## What the task asks
Below are entries; tally how many lines hold the string "this" and answer with only that figure.

[Dataset listings of figures]

....

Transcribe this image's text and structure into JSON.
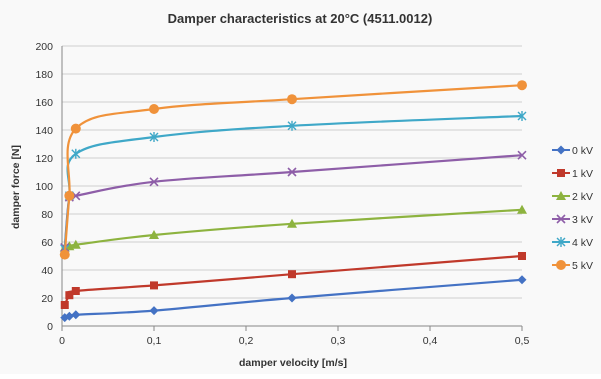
{
  "chart_data": {
    "type": "line",
    "title": "Damper characteristics at 20°C (4511.0012)",
    "xlabel": "damper velocity [m/s]",
    "ylabel": "damper force [N]",
    "xlim": [
      0,
      0.5
    ],
    "ylim": [
      0,
      200
    ],
    "x_ticks": [
      "0",
      "0,1",
      "0,2",
      "0,3",
      "0,4",
      "0,5"
    ],
    "y_ticks": [
      "0",
      "20",
      "40",
      "60",
      "80",
      "100",
      "120",
      "140",
      "160",
      "180",
      "200"
    ],
    "x_tick_values": [
      0,
      0.1,
      0.2,
      0.3,
      0.4,
      0.5
    ],
    "y_tick_values": [
      0,
      20,
      40,
      60,
      80,
      100,
      120,
      140,
      160,
      180,
      200
    ],
    "grid": "horizontal",
    "legend": "right",
    "series": [
      {
        "name": "0 kV",
        "color": "#4472c4",
        "marker": "diamond",
        "x": [
          0.003,
          0.008,
          0.015,
          0.1,
          0.25,
          0.5
        ],
        "y": [
          6,
          7,
          8,
          11,
          20,
          33
        ]
      },
      {
        "name": "1 kV",
        "color": "#c0392b",
        "marker": "square",
        "x": [
          0.003,
          0.008,
          0.015,
          0.1,
          0.25,
          0.5
        ],
        "y": [
          15,
          22,
          25,
          29,
          37,
          50
        ]
      },
      {
        "name": "2 kV",
        "color": "#8db33f",
        "marker": "triangle",
        "x": [
          0.003,
          0.008,
          0.015,
          0.1,
          0.25,
          0.5
        ],
        "y": [
          56,
          57,
          58,
          65,
          73,
          83
        ]
      },
      {
        "name": "3 kV",
        "color": "#8e5ea8",
        "marker": "x",
        "x": [
          0.003,
          0.008,
          0.015,
          0.1,
          0.25,
          0.5
        ],
        "y": [
          56,
          92,
          93,
          103,
          110,
          122
        ]
      },
      {
        "name": "4 kV",
        "color": "#3fa8c8",
        "marker": "star",
        "x": [
          0.003,
          0.008,
          0.015,
          0.1,
          0.25,
          0.5
        ],
        "y": [
          55,
          93,
          123,
          135,
          143,
          150
        ]
      },
      {
        "name": "5 kV",
        "color": "#f0923a",
        "marker": "circle",
        "x": [
          0.003,
          0.008,
          0.015,
          0.1,
          0.25,
          0.5
        ],
        "y": [
          51,
          93,
          141,
          155,
          162,
          172
        ]
      }
    ]
  }
}
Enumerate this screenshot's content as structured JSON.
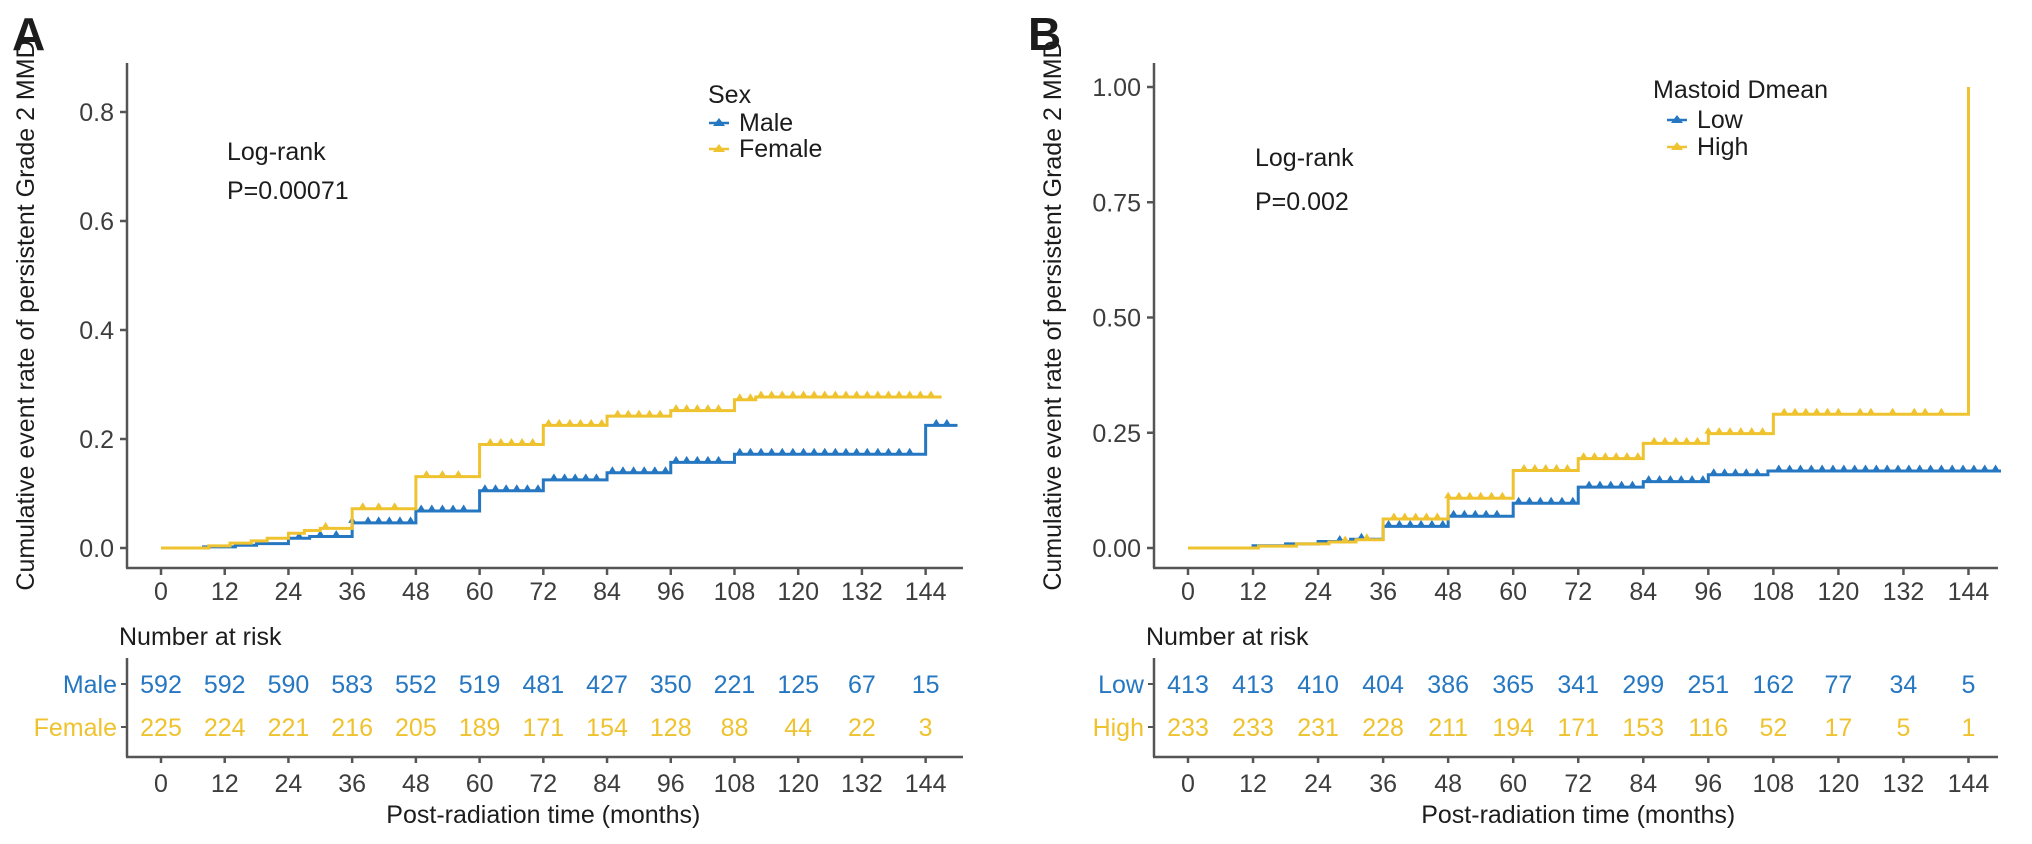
{
  "figure_name": "cumulative-incidence-persistent-grade2-MMD",
  "colors": {
    "blue": "#2677C2",
    "yellow": "#EFC32F",
    "axis": "#555555",
    "tick_text": "#3d3d3d",
    "text": "#1c1c1c"
  },
  "chart_data": [
    {
      "type": "line",
      "subtype": "step-cumulative-incidence",
      "panel_label": "A",
      "xlabel": "Post-radiation time (months)",
      "ylabel": "Cumulative event rate of persistent Grade 2 MMD",
      "annotation": [
        "Log-rank",
        "P=0.00071"
      ],
      "legend_title": "Sex",
      "legend_position": "top-right-inside",
      "grid": false,
      "x_ticks": [
        0,
        12,
        24,
        36,
        48,
        60,
        72,
        84,
        96,
        108,
        120,
        132,
        144
      ],
      "y_ticks": [
        0,
        0.2,
        0.4,
        0.6,
        0.8
      ],
      "y_tick_labels": [
        "0.0",
        "0.2",
        "0.4",
        "0.6",
        "0.8"
      ],
      "xlim": [
        0,
        150
      ],
      "ylim": [
        0,
        0.89
      ],
      "series": [
        {
          "name": "Male",
          "color": "#2677C2",
          "steps": [
            [
              0,
              0
            ],
            [
              8,
              0.002
            ],
            [
              14,
              0.005
            ],
            [
              18,
              0.008
            ],
            [
              24,
              0.018
            ],
            [
              28,
              0.021
            ],
            [
              36,
              0.046
            ],
            [
              48,
              0.068
            ],
            [
              60,
              0.105
            ],
            [
              72,
              0.125
            ],
            [
              84,
              0.138
            ],
            [
              96,
              0.157
            ],
            [
              108,
              0.172
            ],
            [
              144,
              0.225
            ]
          ],
          "end_x": 150,
          "censor_x": [
            26,
            30,
            33,
            36,
            39,
            41,
            43,
            45,
            47,
            49,
            51,
            53,
            55,
            57,
            61,
            63,
            65,
            67,
            69,
            71,
            74,
            76,
            78,
            80,
            82,
            85,
            87,
            89,
            91,
            93,
            95,
            97,
            99,
            101,
            103,
            105,
            109,
            111,
            113,
            115,
            117,
            119,
            121,
            123,
            125,
            127,
            129,
            131,
            133,
            135,
            137,
            139,
            141,
            146,
            148
          ]
        },
        {
          "name": "Female",
          "color": "#EFC32F",
          "steps": [
            [
              0,
              0
            ],
            [
              9,
              0.004
            ],
            [
              13,
              0.009
            ],
            [
              17,
              0.013
            ],
            [
              20,
              0.018
            ],
            [
              24,
              0.027
            ],
            [
              27,
              0.032
            ],
            [
              30,
              0.036
            ],
            [
              36,
              0.072
            ],
            [
              48,
              0.131
            ],
            [
              60,
              0.19
            ],
            [
              72,
              0.225
            ],
            [
              84,
              0.242
            ],
            [
              96,
              0.252
            ],
            [
              108,
              0.272
            ],
            [
              112,
              0.277
            ]
          ],
          "end_x": 147,
          "censor_x": [
            31,
            38,
            41,
            44,
            50,
            53,
            56,
            62,
            64,
            66,
            68,
            70,
            73,
            75,
            77,
            79,
            81,
            83,
            86,
            88,
            90,
            92,
            94,
            97,
            99,
            101,
            103,
            105,
            109,
            111,
            113,
            115,
            117,
            119,
            121,
            123,
            125,
            127,
            129,
            131,
            133,
            135,
            137,
            139,
            141,
            143,
            145
          ]
        }
      ],
      "risk_table": {
        "title": "Number at risk",
        "time_points": [
          0,
          12,
          24,
          36,
          48,
          60,
          72,
          84,
          96,
          108,
          120,
          132,
          144
        ],
        "rows": [
          {
            "label": "Male",
            "color": "#2677C2",
            "values": [
              592,
              592,
              590,
              583,
              552,
              519,
              481,
              427,
              350,
              221,
              125,
              67,
              15
            ]
          },
          {
            "label": "Female",
            "color": "#EFC32F",
            "values": [
              225,
              224,
              221,
              216,
              205,
              189,
              171,
              154,
              128,
              88,
              44,
              22,
              3
            ]
          }
        ]
      }
    },
    {
      "type": "line",
      "subtype": "step-cumulative-incidence",
      "panel_label": "B",
      "xlabel": "Post-radiation time (months)",
      "ylabel": "Cumulative event rate of persistent Grade 2 MMD",
      "annotation": [
        "Log-rank",
        "P=0.002"
      ],
      "legend_title": "Mastoid Dmean",
      "legend_position": "top-right-inside",
      "grid": false,
      "x_ticks": [
        0,
        12,
        24,
        36,
        48,
        60,
        72,
        84,
        96,
        108,
        120,
        132,
        144
      ],
      "y_ticks": [
        0,
        0.25,
        0.5,
        0.75,
        1.0
      ],
      "y_tick_labels": [
        "0.00",
        "0.25",
        "0.50",
        "0.75",
        "1.00"
      ],
      "xlim": [
        0,
        150
      ],
      "ylim": [
        0,
        1.05
      ],
      "series": [
        {
          "name": "Low",
          "color": "#2677C2",
          "steps": [
            [
              0,
              0
            ],
            [
              12,
              0.005
            ],
            [
              18,
              0.009
            ],
            [
              24,
              0.014
            ],
            [
              30,
              0.019
            ],
            [
              36,
              0.047
            ],
            [
              48,
              0.069
            ],
            [
              60,
              0.097
            ],
            [
              72,
              0.132
            ],
            [
              84,
              0.144
            ],
            [
              96,
              0.159
            ],
            [
              107,
              0.167
            ]
          ],
          "end_x": 150,
          "censor_x": [
            28,
            32,
            37,
            39,
            41,
            43,
            45,
            47,
            49,
            51,
            53,
            55,
            57,
            61,
            63,
            65,
            67,
            69,
            71,
            74,
            76,
            78,
            80,
            82,
            85,
            87,
            89,
            91,
            93,
            95,
            97,
            99,
            101,
            103,
            105,
            109,
            111,
            113,
            115,
            117,
            119,
            121,
            123,
            125,
            127,
            129,
            131,
            133,
            135,
            137,
            139,
            141,
            143,
            145,
            147,
            149
          ]
        },
        {
          "name": "High",
          "color": "#EFC32F",
          "steps": [
            [
              0,
              0
            ],
            [
              13,
              0.004
            ],
            [
              20,
              0.009
            ],
            [
              26,
              0.013
            ],
            [
              31,
              0.018
            ],
            [
              36,
              0.063
            ],
            [
              48,
              0.108
            ],
            [
              60,
              0.168
            ],
            [
              72,
              0.194
            ],
            [
              84,
              0.227
            ],
            [
              96,
              0.248
            ],
            [
              108,
              0.29
            ],
            [
              144,
              1.0
            ]
          ],
          "end_x": 144,
          "censor_x": [
            29,
            33,
            38,
            40,
            42,
            44,
            46,
            48,
            50,
            52,
            54,
            56,
            58,
            62,
            64,
            66,
            68,
            70,
            73,
            75,
            77,
            79,
            81,
            83,
            86,
            88,
            90,
            92,
            94,
            96,
            98,
            100,
            102,
            104,
            106,
            110,
            112,
            114,
            116,
            118,
            120,
            124,
            126,
            130,
            134,
            136,
            139
          ]
        }
      ],
      "risk_table": {
        "title": "Number at risk",
        "time_points": [
          0,
          12,
          24,
          36,
          48,
          60,
          72,
          84,
          96,
          108,
          120,
          132,
          144
        ],
        "rows": [
          {
            "label": "Low",
            "color": "#2677C2",
            "values": [
              413,
              413,
              410,
              404,
              386,
              365,
              341,
              299,
              251,
              162,
              77,
              34,
              5
            ]
          },
          {
            "label": "High",
            "color": "#EFC32F",
            "values": [
              233,
              233,
              231,
              228,
              211,
              194,
              171,
              153,
              116,
              52,
              17,
              5,
              1
            ]
          }
        ]
      }
    }
  ]
}
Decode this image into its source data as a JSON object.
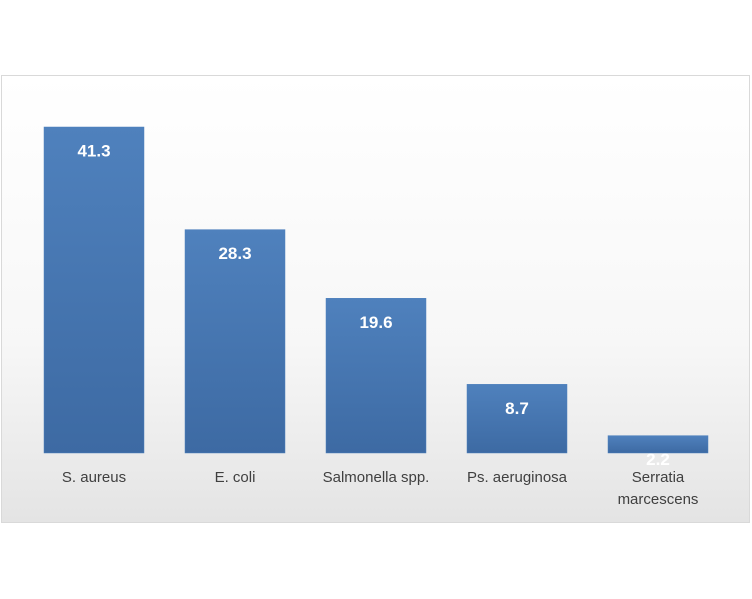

....

## Written solution
3